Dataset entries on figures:
:::::

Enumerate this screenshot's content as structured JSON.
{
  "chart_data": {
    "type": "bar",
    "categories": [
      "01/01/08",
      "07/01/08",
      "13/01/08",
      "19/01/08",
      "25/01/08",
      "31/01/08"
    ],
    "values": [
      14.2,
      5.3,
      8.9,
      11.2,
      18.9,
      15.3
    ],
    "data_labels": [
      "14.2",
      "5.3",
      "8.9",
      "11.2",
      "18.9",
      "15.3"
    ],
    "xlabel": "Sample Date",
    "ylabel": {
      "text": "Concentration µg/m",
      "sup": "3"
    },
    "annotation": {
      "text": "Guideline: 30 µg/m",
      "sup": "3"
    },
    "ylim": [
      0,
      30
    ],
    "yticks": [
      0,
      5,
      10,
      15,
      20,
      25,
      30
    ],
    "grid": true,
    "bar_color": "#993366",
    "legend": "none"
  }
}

:::::

WHAT THE TASK REQUIRES: State the count of lines that contain the string "text". Nothing else is needed.

WORKED SOLUTION: 2